>> BEGIN MATERIALS PROVIDED

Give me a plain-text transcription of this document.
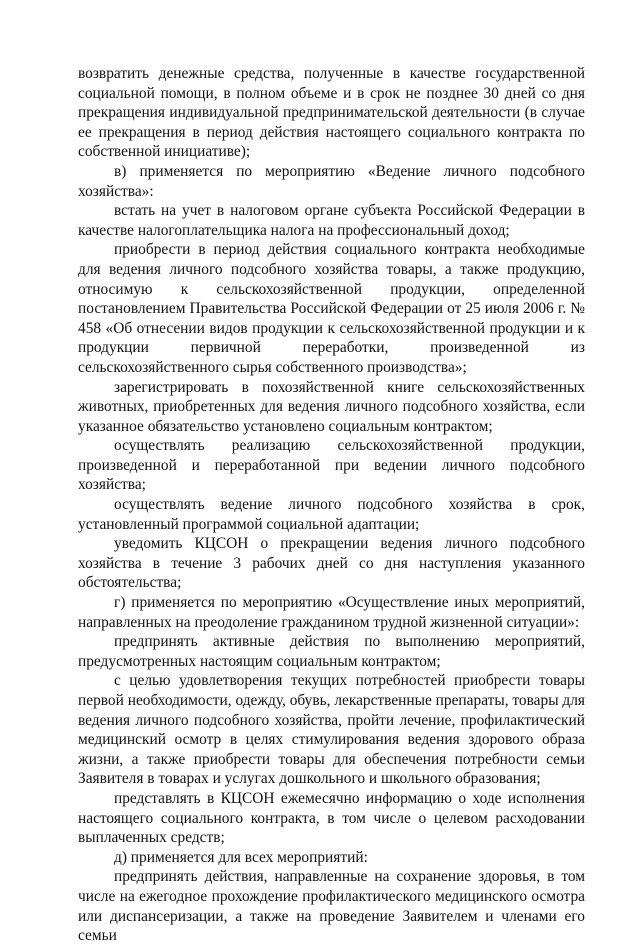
возвратить денежные средства, полученные в качестве государственной социальной помощи, в полном объеме и в срок не позднее 30 дней со дня прекращения индивидуальной предпринимательской деятельности (в случае ее прекращения в период действия настоящего социального контракта по собственной инициативе);

в) применяется по мероприятию «Ведение личного подсобного хозяйства»:

встать на учет в налоговом органе субъекта Российской Федерации в качестве налогоплательщика налога на профессиональный доход;

приобрести в период действия социального контракта необходимые для ведения личного подсобного хозяйства товары, а также продукцию, относимую к сельскохозяйственной продукции, определенной постановлением Правительства Российской Федерации от 25 июля 2006 г. № 458 «Об отнесении видов продукции к сельскохозяйственной продукции и к продукции первичной переработки, произведенной из сельскохозяйственного сырья собственного производства»;

зарегистрировать в похозяйственной книге сельскохозяйственных животных, приобретенных для ведения личного подсобного хозяйства, если указанное обязательство установлено социальным контрактом;

осуществлять реализацию сельскохозяйственной продукции, произведенной и переработанной при ведении личного подсобного хозяйства;

осуществлять ведение личного подсобного хозяйства в срок, установленный программой социальной адаптации;

уведомить КЦСОН о прекращении ведения личного подсобного хозяйства в течение 3 рабочих дней со дня наступления указанного обстоятельства;

г) применяется по мероприятию «Осуществление иных мероприятий, направленных на преодоление гражданином трудной жизненной ситуации»:

предпринять активные действия по выполнению мероприятий, предусмотренных настоящим социальным контрактом;

с целью удовлетворения текущих потребностей приобрести товары первой необходимости, одежду, обувь, лекарственные препараты, товары для ведения личного подсобного хозяйства, пройти лечение, профилактический медицинский осмотр в целях стимулирования ведения здорового образа жизни, а также приобрести товары для обеспечения потребности семьи Заявителя в товарах и услугах дошкольного и школьного образования;

представлять в КЦСОН ежемесячно информацию о ходе исполнения настоящего социального контракта, в том числе о целевом расходовании выплаченных средств;

д) применяется для всех мероприятий:

предпринять действия, направленные на сохранение здоровья, в том числе на ежегодное прохождение профилактического медицинского осмотра или диспансеризации, а также на проведение Заявителем и членами его семьи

>> END MATERIALS PROVIDED

■ TASK INSTRUCTIONS
Print the complete listing exactly as it stands, without its pictures.

■ ANSWER IN FULL
Give me a plain-text transcription of this document.
возвратить денежные средства, полученные в качестве государственной социальной помощи, в полном объеме и в срок не позднее 30 дней со дня прекращения индивидуальной предпринимательской деятельности (в случае ее прекращения в период действия настоящего социального контракта по собственной инициативе);

в) применяется по мероприятию «Ведение личного подсобного хозяйства»:

встать на учет в налоговом органе субъекта Российской Федерации в качестве налогоплательщика налога на профессиональный доход;

приобрести в период действия социального контракта необходимые для ведения личного подсобного хозяйства товары, а также продукцию, относимую к сельскохозяйственной продукции, определенной постановлением Правительства Российской Федерации от 25 июля 2006 г. № 458 «Об отнесении видов продукции к сельскохозяйственной продукции и к продукции первичной переработки, произведенной из сельскохозяйственного сырья собственного производства»;

зарегистрировать в похозяйственной книге сельскохозяйственных животных, приобретенных для ведения личного подсобного хозяйства, если указанное обязательство установлено социальным контрактом;

осуществлять реализацию сельскохозяйственной продукции, произведенной и переработанной при ведении личного подсобного хозяйства;

осуществлять ведение личного подсобного хозяйства в срок, установленный программой социальной адаптации;

уведомить КЦСОН о прекращении ведения личного подсобного хозяйства в течение 3 рабочих дней со дня наступления указанного обстоятельства;

г) применяется по мероприятию «Осуществление иных мероприятий, направленных на преодоление гражданином трудной жизненной ситуации»:

предпринять активные действия по выполнению мероприятий, предусмотренных настоящим социальным контрактом;

с целью удовлетворения текущих потребностей приобрести товары первой необходимости, одежду, обувь, лекарственные препараты, товары для ведения личного подсобного хозяйства, пройти лечение, профилактический медицинский осмотр в целях стимулирования ведения здорового образа жизни, а также приобрести товары для обеспечения потребности семьи Заявителя в товарах и услугах дошкольного и школьного образования;

представлять в КЦСОН ежемесячно информацию о ходе исполнения настоящего социального контракта, в том числе о целевом расходовании выплаченных средств;

д) применяется для всех мероприятий:

предпринять действия, направленные на сохранение здоровья, в том числе на ежегодное прохождение профилактического медицинского осмотра или диспансеризации, а также на проведение Заявителем и членами его семьи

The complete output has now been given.